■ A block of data
+---+

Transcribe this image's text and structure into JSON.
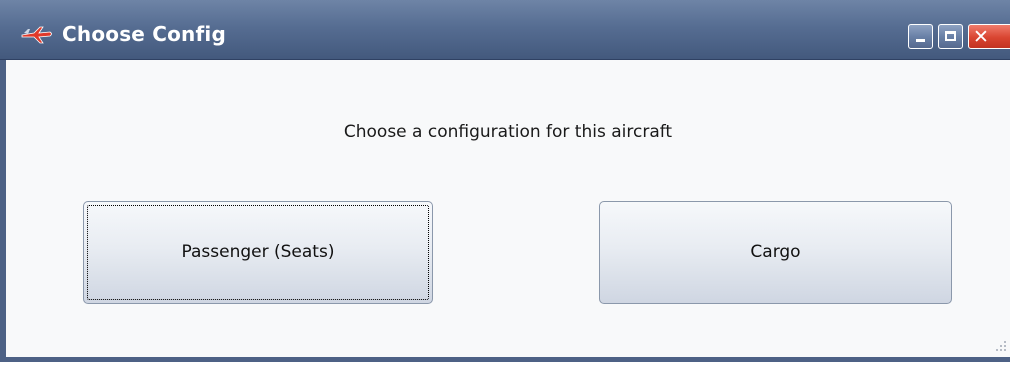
{
  "window": {
    "title": "Choose Config"
  },
  "dialog": {
    "prompt": "Choose a configuration for this aircraft",
    "passenger_button_label": "Passenger (Seats)",
    "cargo_button_label": "Cargo",
    "focused_button": "passenger"
  },
  "icons": {
    "app": "aircraft-icon",
    "minimize": "minimize-icon",
    "maximize": "maximize-icon",
    "close": "close-icon",
    "resize": "resize-grip-icon"
  },
  "colors": {
    "titlebar": "#566d92",
    "close_button": "#d94531",
    "client_background": "#f8f9fa",
    "button_border": "#8b98ab"
  }
}
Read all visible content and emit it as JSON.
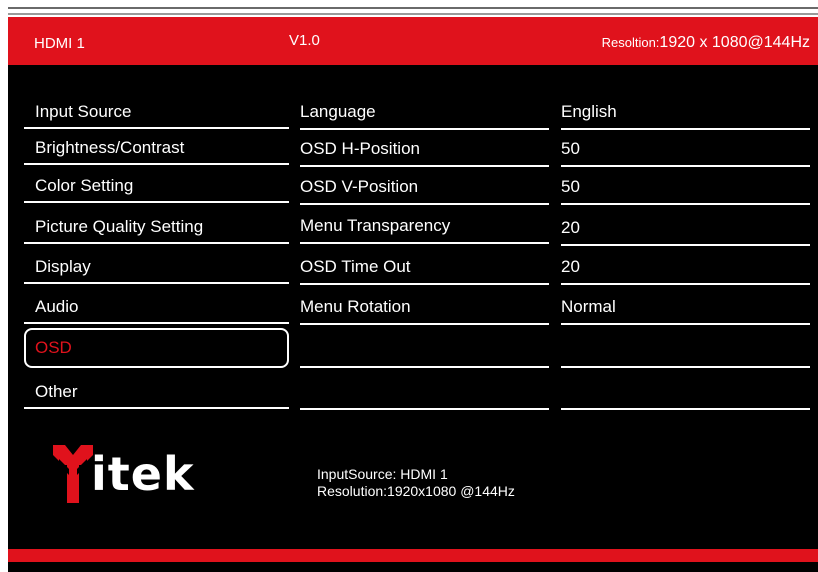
{
  "header": {
    "input_source": "HDMI 1",
    "version": "V1.0",
    "resolution_label": "Resoltion:",
    "resolution_value": "1920 x 1080@144Hz"
  },
  "menu": {
    "items": [
      {
        "label": "Input Source",
        "selected": false
      },
      {
        "label": "Brightness/Contrast",
        "selected": false
      },
      {
        "label": "Color Setting",
        "selected": false
      },
      {
        "label": "Picture Quality Setting",
        "selected": false
      },
      {
        "label": "Display",
        "selected": false
      },
      {
        "label": "Audio",
        "selected": false
      },
      {
        "label": "OSD",
        "selected": true
      },
      {
        "label": "Other",
        "selected": false
      }
    ]
  },
  "settings": {
    "rows": [
      {
        "label": "Language",
        "value": "English"
      },
      {
        "label": "OSD H-Position",
        "value": "50"
      },
      {
        "label": "OSD V-Position",
        "value": "50"
      },
      {
        "label": "Menu Transparency",
        "value": "20"
      },
      {
        "label": "OSD Time Out",
        "value": "20"
      },
      {
        "label": "Menu Rotation",
        "value": "Normal"
      },
      {
        "label": "",
        "value": ""
      },
      {
        "label": "",
        "value": ""
      }
    ]
  },
  "logo": {
    "text": "itek"
  },
  "info": {
    "line1": "InputSource: HDMI 1",
    "line2": "Resolution:1920x1080 @144Hz"
  },
  "colors": {
    "accent_red": "#e0121c",
    "background": "#000000",
    "text": "#ffffff"
  }
}
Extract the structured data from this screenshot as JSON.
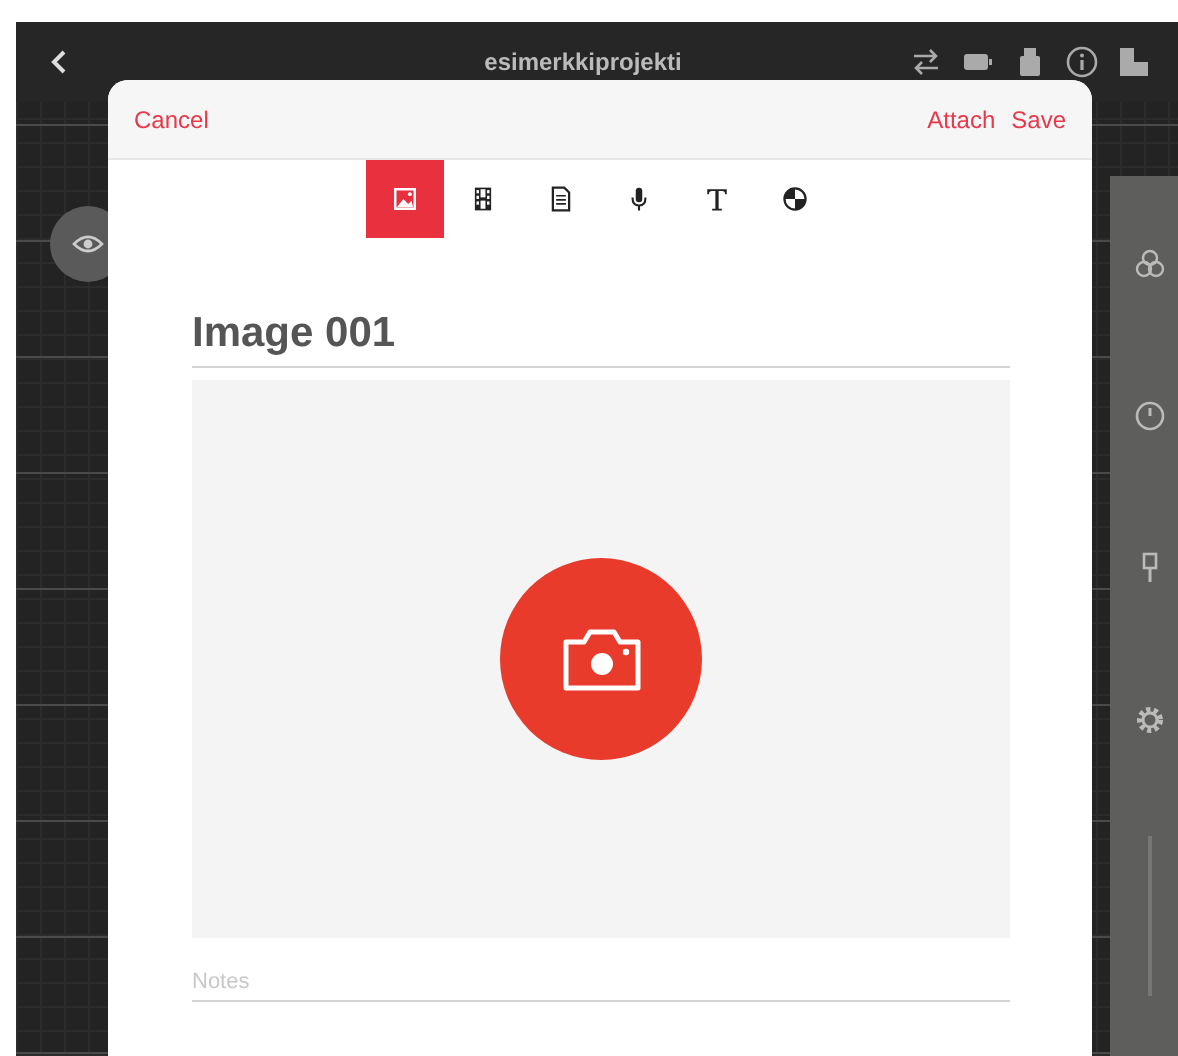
{
  "top_bar": {
    "title": "esimerkkiprojekti"
  },
  "sheet": {
    "cancel": "Cancel",
    "actions": [
      "Attach",
      "Save"
    ],
    "types": [
      {
        "kind": "image",
        "selected": true
      },
      {
        "kind": "video",
        "selected": false
      },
      {
        "kind": "document",
        "selected": false
      },
      {
        "kind": "audio",
        "selected": false
      },
      {
        "kind": "text",
        "selected": false
      },
      {
        "kind": "sketch",
        "selected": false
      }
    ],
    "title_value": "Image 001",
    "notes": {
      "placeholder": "Notes"
    }
  }
}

+---+

■ Written problem
Reproduce every entry word for word, but skip any pictures.

■ The result
Transcribe this image's text and structure into JSON.
{
  "window": {
    "title": "Choose Config"
  },
  "dialog": {
    "prompt": "Choose a configuration for this aircraft",
    "passenger_button_label": "Passenger (Seats)",
    "cargo_button_label": "Cargo",
    "focused_button": "passenger"
  },
  "icons": {
    "app": "aircraft-icon",
    "minimize": "minimize-icon",
    "maximize": "maximize-icon",
    "close": "close-icon",
    "resize": "resize-grip-icon"
  },
  "colors": {
    "titlebar": "#566d92",
    "close_button": "#d94531",
    "client_background": "#f8f9fa",
    "button_border": "#8b98ab"
  }
}
Read all visible content and emit it as JSON.
{
  "header": {
    "input_source": "HDMI 1",
    "version": "V1.0",
    "resolution_label": "Resoltion:",
    "resolution_value": "1920 x 1080@144Hz"
  },
  "menu": {
    "items": [
      {
        "label": "Input Source",
        "selected": false
      },
      {
        "label": "Brightness/Contrast",
        "selected": false
      },
      {
        "label": "Color Setting",
        "selected": false
      },
      {
        "label": "Picture Quality Setting",
        "selected": false
      },
      {
        "label": "Display",
        "selected": false
      },
      {
        "label": "Audio",
        "selected": false
      },
      {
        "label": "OSD",
        "selected": true
      },
      {
        "label": "Other",
        "selected": false
      }
    ]
  },
  "settings": {
    "rows": [
      {
        "label": "Language",
        "value": "English"
      },
      {
        "label": "OSD H-Position",
        "value": "50"
      },
      {
        "label": "OSD V-Position",
        "value": "50"
      },
      {
        "label": "Menu Transparency",
        "value": "20"
      },
      {
        "label": "OSD Time Out",
        "value": "20"
      },
      {
        "label": "Menu Rotation",
        "value": "Normal"
      },
      {
        "label": "",
        "value": ""
      },
      {
        "label": "",
        "value": ""
      }
    ]
  },
  "logo": {
    "text": "itek"
  },
  "info": {
    "line1": "InputSource: HDMI 1",
    "line2": "Resolution:1920x1080 @144Hz"
  },
  "colors": {
    "accent_red": "#e0121c",
    "background": "#000000",
    "text": "#ffffff"
  }
}
Extract the structured data from this screenshot as JSON.
{
  "top_bar": {
    "title": "esimerkkiprojekti"
  },
  "sheet": {
    "cancel": "Cancel",
    "actions": [
      "Attach",
      "Save"
    ],
    "types": [
      {
        "kind": "image",
        "selected": true
      },
      {
        "kind": "video",
        "selected": false
      },
      {
        "kind": "document",
        "selected": false
      },
      {
        "kind": "audio",
        "selected": false
      },
      {
        "kind": "text",
        "selected": false
      },
      {
        "kind": "sketch",
        "selected": false
      }
    ],
    "title_value": "Image 001",
    "notes": {
      "placeholder": "Notes"
    }
  }
}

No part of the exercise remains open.